>> Start

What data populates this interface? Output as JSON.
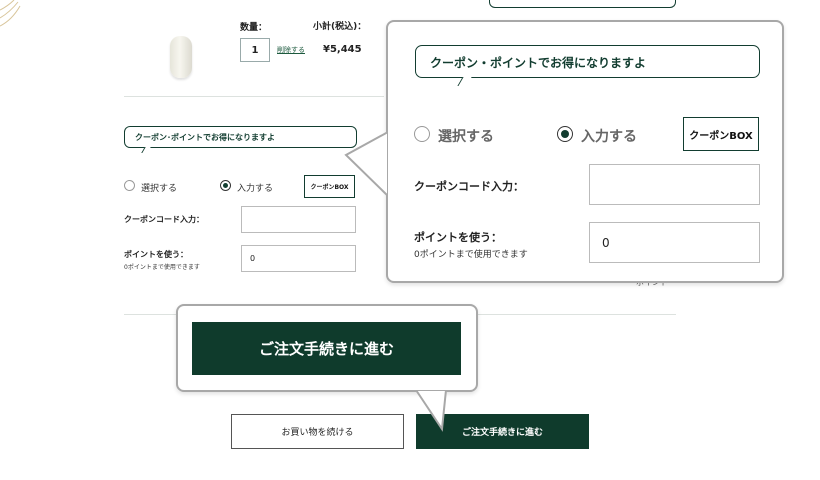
{
  "cart": {
    "quantity_label": "数量：",
    "subtotal_label": "小計(税込)：",
    "quantity_value": "1",
    "delete_label": "削除する",
    "price": "¥5,445"
  },
  "coupon": {
    "bubble_text": "クーポン･ポイントでお得になりますよ",
    "radio_select_label": "選択する",
    "radio_input_label": "入力する",
    "selected_option": "入力する",
    "coupon_box_label": "クーポンBOX",
    "coupon_code_label": "クーポンコード入力：",
    "coupon_code_value": "",
    "point_label": "ポイントを使う：",
    "point_sub_label": "0ポイントまで使用できます",
    "point_value": "0"
  },
  "zoom": {
    "bubble_text": "クーポン・ポイントでお得になりますよ"
  },
  "actions": {
    "continue_label": "お買い物を続ける",
    "checkout_label": "ご注文手続きに進む"
  },
  "colors": {
    "brand_green": "#0f3b2c",
    "callout_border": "#a8a8a8"
  }
}
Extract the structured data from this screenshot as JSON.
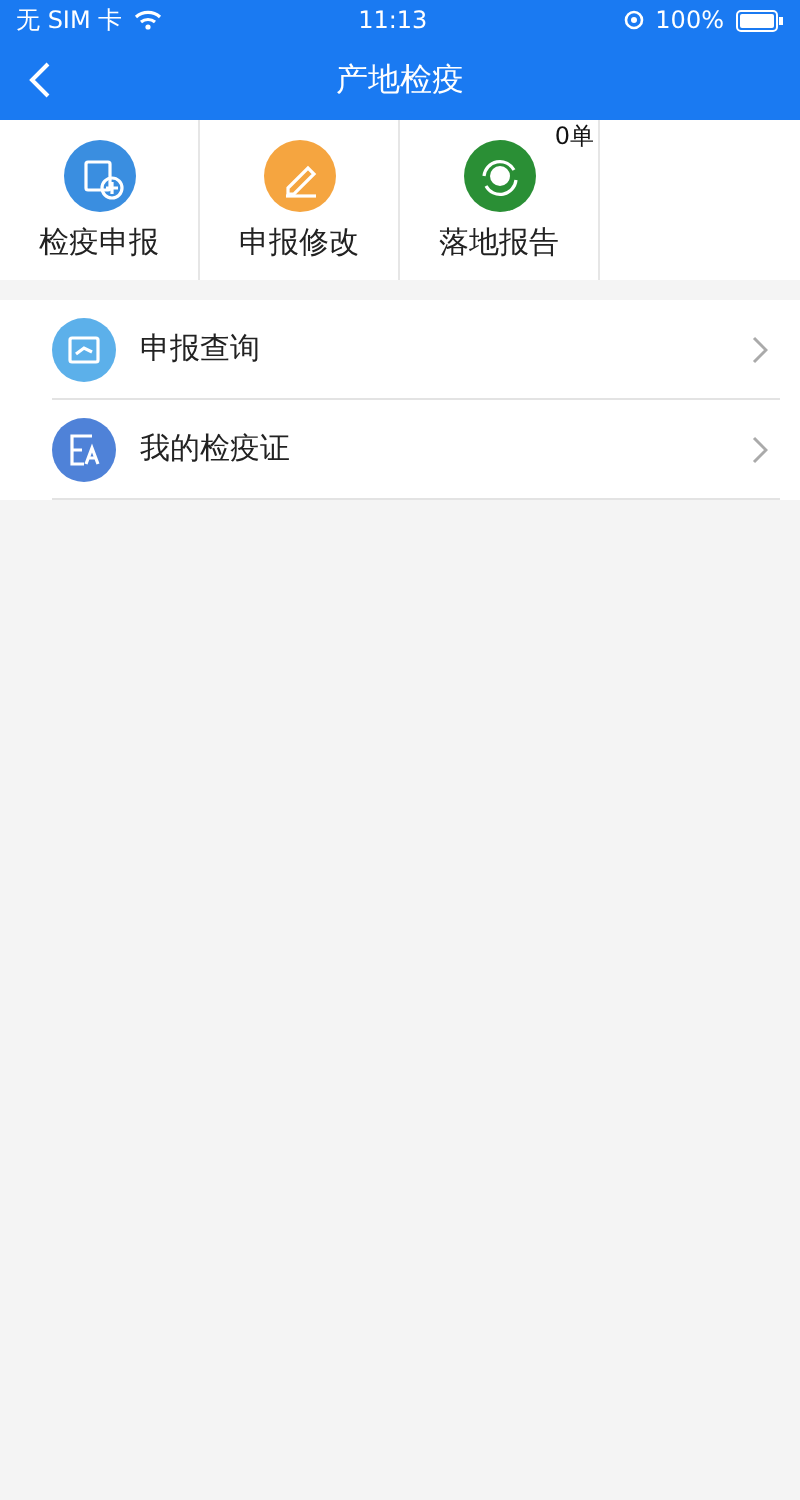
{
  "status_bar": {
    "carrier": "无 SIM 卡",
    "time": "11:13",
    "battery": "100%"
  },
  "nav": {
    "title": "产地检疫"
  },
  "tiles": [
    {
      "label": "检疫申报",
      "kind": "add",
      "color": "#3a8ee0"
    },
    {
      "label": "申报修改",
      "kind": "edit",
      "color": "#f5a540"
    },
    {
      "label": "落地报告",
      "kind": "landing",
      "color": "#2a8f35",
      "badge": "0单"
    }
  ],
  "menu": [
    {
      "label": "申报查询",
      "kind": "query",
      "color": "#5cb0ea"
    },
    {
      "label": "我的检疫证",
      "kind": "certificate",
      "color": "#4f82d8"
    }
  ]
}
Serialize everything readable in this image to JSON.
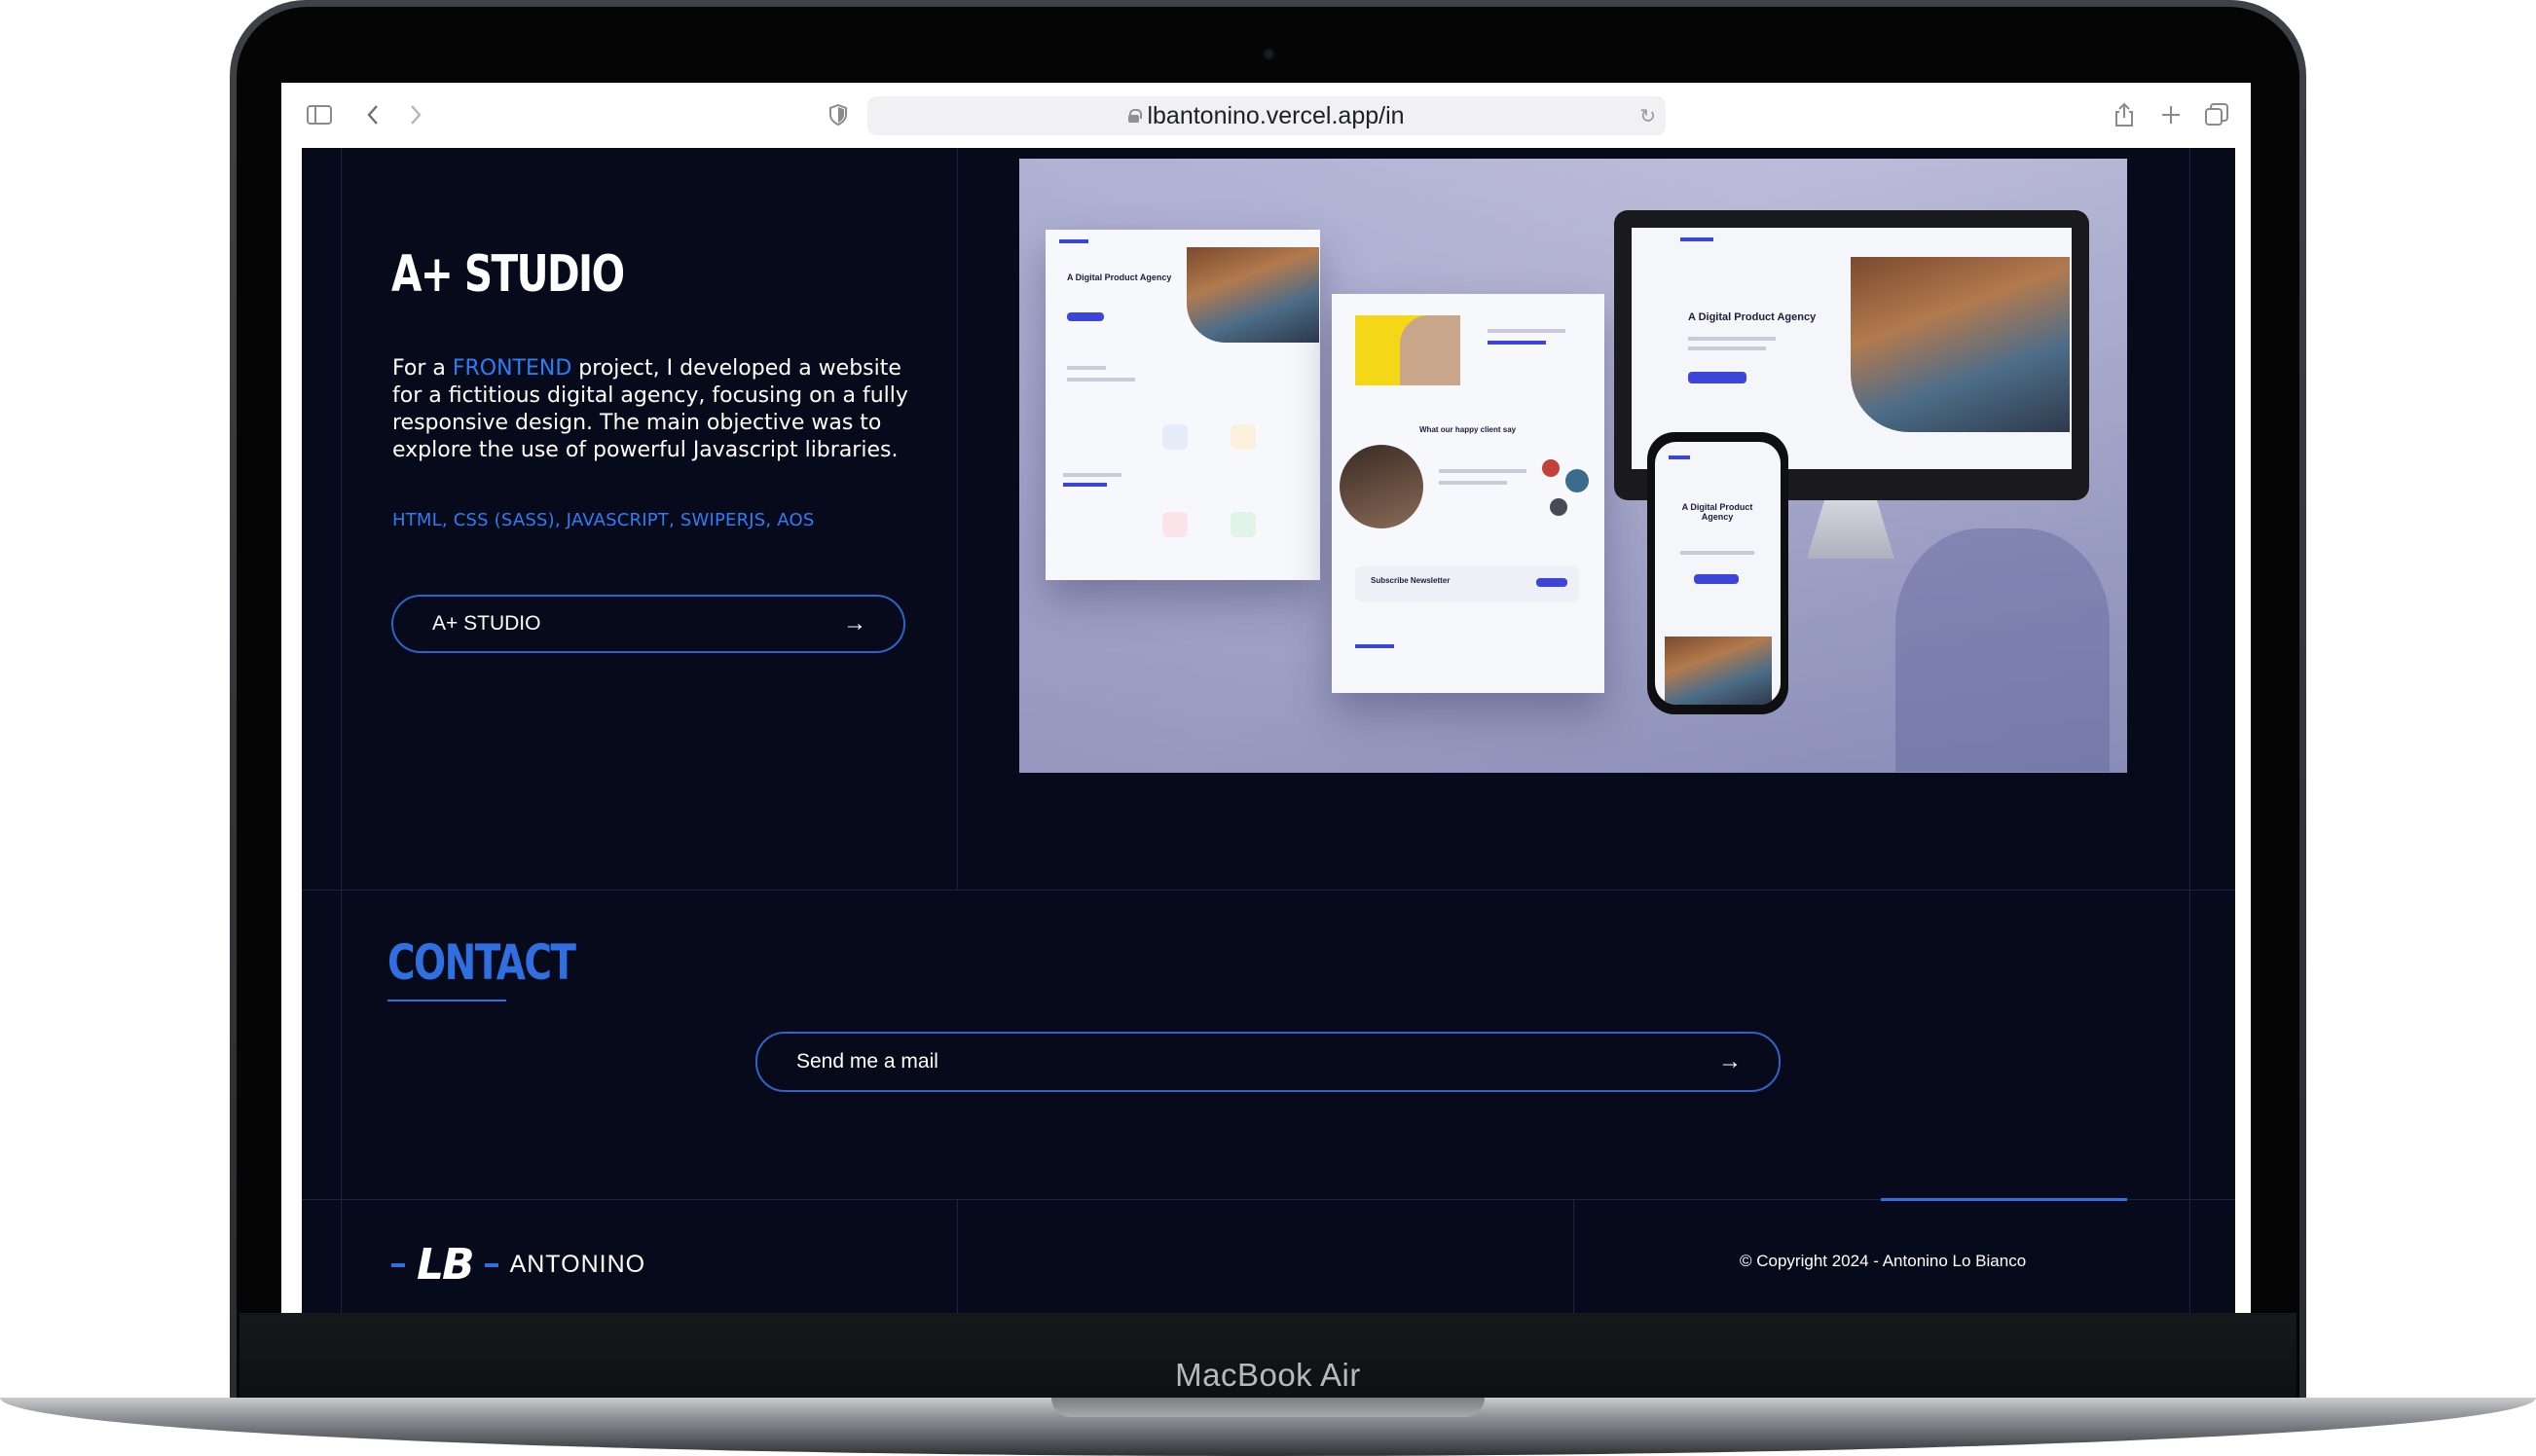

>> End

◆ **TASK TO COMPLETE**: Repeat everything in the records precisely. Images are excluded from the copy.

◆ **WORKED ANSWER**:
What data populates this interface? Output as JSON.
{
  "cart": {
    "quantity_label": "数量：",
    "subtotal_label": "小計(税込)：",
    "quantity_value": "1",
    "delete_label": "削除する",
    "price": "¥5,445"
  },
  "coupon": {
    "bubble_text": "クーポン･ポイントでお得になりますよ",
    "radio_select_label": "選択する",
    "radio_input_label": "入力する",
    "selected_option": "入力する",
    "coupon_box_label": "クーポンBOX",
    "coupon_code_label": "クーポンコード入力：",
    "coupon_code_value": "",
    "point_label": "ポイントを使う：",
    "point_sub_label": "0ポイントまで使用できます",
    "point_value": "0"
  },
  "zoom": {
    "bubble_text": "クーポン・ポイントでお得になりますよ"
  },
  "actions": {
    "continue_label": "お買い物を続ける",
    "checkout_label": "ご注文手続きに進む"
  },
  "colors": {
    "brand_green": "#0f3b2c",
    "callout_border": "#a8a8a8"
  }
}
Extract the structured data from this screenshot as JSON.
{
  "status_bar": {
    "carrier": "无 SIM 卡",
    "time": "11:13",
    "battery": "100%"
  },
  "nav": {
    "title": "产地检疫"
  },
  "tiles": [
    {
      "label": "检疫申报",
      "kind": "add",
      "color": "#3a8ee0"
    },
    {
      "label": "申报修改",
      "kind": "edit",
      "color": "#f5a540"
    },
    {
      "label": "落地报告",
      "kind": "landing",
      "color": "#2a8f35",
      "badge": "0单"
    }
  ],
  "menu": [
    {
      "label": "申报查询",
      "kind": "query",
      "color": "#5cb0ea"
    },
    {
      "label": "我的检疫证",
      "kind": "certificate",
      "color": "#4f82d8"
    }
  ]
}
Serialize everything readable in this image to JSON.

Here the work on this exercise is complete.